> **AIM OF THE EXERCISE**
Return all entries precisely as they stand, without the images.

> **STORED ROWS**
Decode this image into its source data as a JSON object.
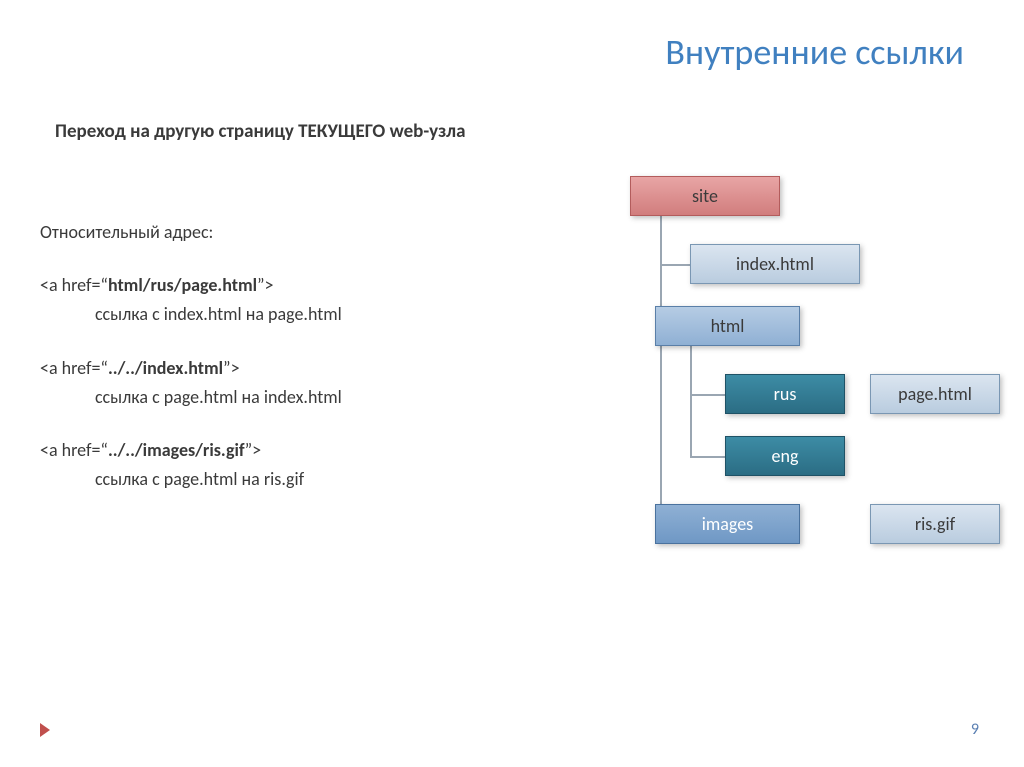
{
  "title": "Внутренние ссылки",
  "subtitle": "Переход на другую страницу ТЕКУЩЕГО web-узла",
  "left": {
    "heading": "Относительный адрес:",
    "ex1_code": "<a href=\"html/rus/page.html\">",
    "ex1_desc": "ссылка с index.html на page.html",
    "ex2_code": "<a href=\"../../index.html\">",
    "ex2_desc": "ссылка с page.html на index.html",
    "ex3_code": "<a href=\"../../images/ris.gif\">",
    "ex3_desc": "ссылка с page.html на ris.gif"
  },
  "nodes": {
    "site": "site",
    "index": "index.html",
    "html": "html",
    "rus": "rus",
    "page": "page.html",
    "eng": "eng",
    "images": "images",
    "ris": "ris.gif"
  },
  "page_number": "9",
  "chart_data": {
    "type": "tree",
    "root": "site",
    "edges": [
      [
        "site",
        "index.html"
      ],
      [
        "site",
        "html"
      ],
      [
        "site",
        "images"
      ],
      [
        "html",
        "rus"
      ],
      [
        "html",
        "eng"
      ],
      [
        "rus",
        "page.html"
      ],
      [
        "images",
        "ris.gif"
      ]
    ],
    "node_styles": {
      "site": "root-folder",
      "html": "folder",
      "rus": "folder-dark",
      "eng": "folder-dark",
      "images": "folder",
      "index.html": "file",
      "page.html": "file",
      "ris.gif": "file"
    }
  }
}
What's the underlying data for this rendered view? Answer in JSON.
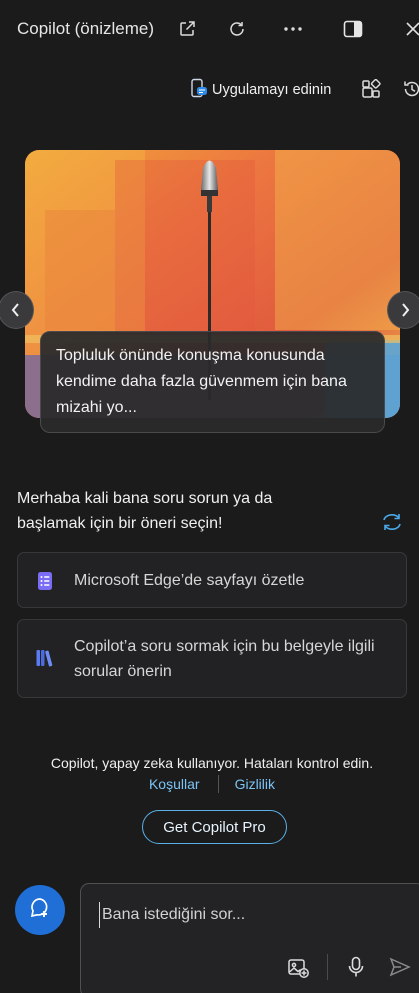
{
  "window": {
    "title": "Copilot (önizleme)"
  },
  "header_row": {
    "get_app_label": "Uygulamayı edinin"
  },
  "hero": {
    "caption": "Topluluk önünde konuşma konusunda kendime daha fazla güvenmem için bana mizahi yo..."
  },
  "greeting": {
    "text": "Merhaba kali bana soru sorun ya da başlamak için bir öneri seçin!"
  },
  "suggestions": [
    {
      "label": "Microsoft Edge’de sayfayı özetle",
      "icon": "document-list-icon",
      "color": "#7b6cf6"
    },
    {
      "label": "Copilot’a soru sormak için bu belgeyle ilgili sorular önerin",
      "icon": "books-icon",
      "color": "#5b7cf0"
    }
  ],
  "footer": {
    "disclaimer": "Copilot, yapay zeka kullanıyor. Hataları kontrol edin.",
    "terms_link": "Koşullar",
    "privacy_link": "Gizlilik",
    "pro_button": "Get Copilot Pro"
  },
  "composer": {
    "placeholder": "Bana istediğini sor..."
  },
  "colors": {
    "background": "#1b1b1c",
    "accent": "#1f6fd6",
    "link": "#7cc4f5"
  }
}
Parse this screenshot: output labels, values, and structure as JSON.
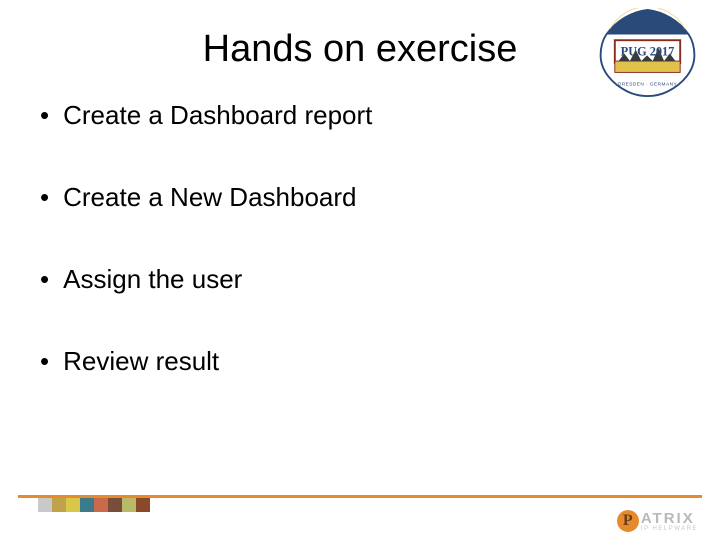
{
  "title": "Hands on exercise",
  "bullets": [
    "Create a Dashboard report",
    "Create a New Dashboard",
    "Assign the user",
    "Review result"
  ],
  "badge": {
    "label": "PUG 2017",
    "location": "DRESDEN · GERMANY"
  },
  "logo": {
    "mark": "P",
    "brand": "ATRIX",
    "sub": "IP HELPWARE"
  },
  "footerSquares": [
    "#c9c9c9",
    "#bfa24a",
    "#d9c74a",
    "#3a7a8a",
    "#c96a4a",
    "#7a4d3a",
    "#b9b96a",
    "#8a4a2a"
  ]
}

> **ANSWER IN FULL**
Decode this image into its source data as a JSON object.
{
  "title": "Внутренние ссылки",
  "subtitle": "Переход на другую страницу ТЕКУЩЕГО web-узла",
  "left": {
    "heading": "Относительный адрес:",
    "ex1_code": "<a href=\"html/rus/page.html\">",
    "ex1_desc": "ссылка с index.html на page.html",
    "ex2_code": "<a href=\"../../index.html\">",
    "ex2_desc": "ссылка с page.html на index.html",
    "ex3_code": "<a href=\"../../images/ris.gif\">",
    "ex3_desc": "ссылка с page.html на ris.gif"
  },
  "nodes": {
    "site": "site",
    "index": "index.html",
    "html": "html",
    "rus": "rus",
    "page": "page.html",
    "eng": "eng",
    "images": "images",
    "ris": "ris.gif"
  },
  "page_number": "9",
  "chart_data": {
    "type": "tree",
    "root": "site",
    "edges": [
      [
        "site",
        "index.html"
      ],
      [
        "site",
        "html"
      ],
      [
        "site",
        "images"
      ],
      [
        "html",
        "rus"
      ],
      [
        "html",
        "eng"
      ],
      [
        "rus",
        "page.html"
      ],
      [
        "images",
        "ris.gif"
      ]
    ],
    "node_styles": {
      "site": "root-folder",
      "html": "folder",
      "rus": "folder-dark",
      "eng": "folder-dark",
      "images": "folder",
      "index.html": "file",
      "page.html": "file",
      "ris.gif": "file"
    }
  }
}
What's the underlying data for this rendered view? Answer in JSON.
{
  "window": {
    "title": "Copilot (önizleme)"
  },
  "header_row": {
    "get_app_label": "Uygulamayı edinin"
  },
  "hero": {
    "caption": "Topluluk önünde konuşma konusunda kendime daha fazla güvenmem için bana mizahi yo..."
  },
  "greeting": {
    "text": "Merhaba kali bana soru sorun ya da başlamak için bir öneri seçin!"
  },
  "suggestions": [
    {
      "label": "Microsoft Edge’de sayfayı özetle",
      "icon": "document-list-icon",
      "color": "#7b6cf6"
    },
    {
      "label": "Copilot’a soru sormak için bu belgeyle ilgili sorular önerin",
      "icon": "books-icon",
      "color": "#5b7cf0"
    }
  ],
  "footer": {
    "disclaimer": "Copilot, yapay zeka kullanıyor. Hataları kontrol edin.",
    "terms_link": "Koşullar",
    "privacy_link": "Gizlilik",
    "pro_button": "Get Copilot Pro"
  },
  "composer": {
    "placeholder": "Bana istediğini sor..."
  },
  "colors": {
    "background": "#1b1b1c",
    "accent": "#1f6fd6",
    "link": "#7cc4f5"
  }
}
Parse this screenshot: output labels, values, and structure as JSON.
{
  "title": "Hands on exercise",
  "bullets": [
    "Create a Dashboard report",
    "Create a New Dashboard",
    "Assign the user",
    "Review result"
  ],
  "badge": {
    "label": "PUG 2017",
    "location": "DRESDEN · GERMANY"
  },
  "logo": {
    "mark": "P",
    "brand": "ATRIX",
    "sub": "IP HELPWARE"
  },
  "footerSquares": [
    "#c9c9c9",
    "#bfa24a",
    "#d9c74a",
    "#3a7a8a",
    "#c96a4a",
    "#7a4d3a",
    "#b9b96a",
    "#8a4a2a"
  ]
}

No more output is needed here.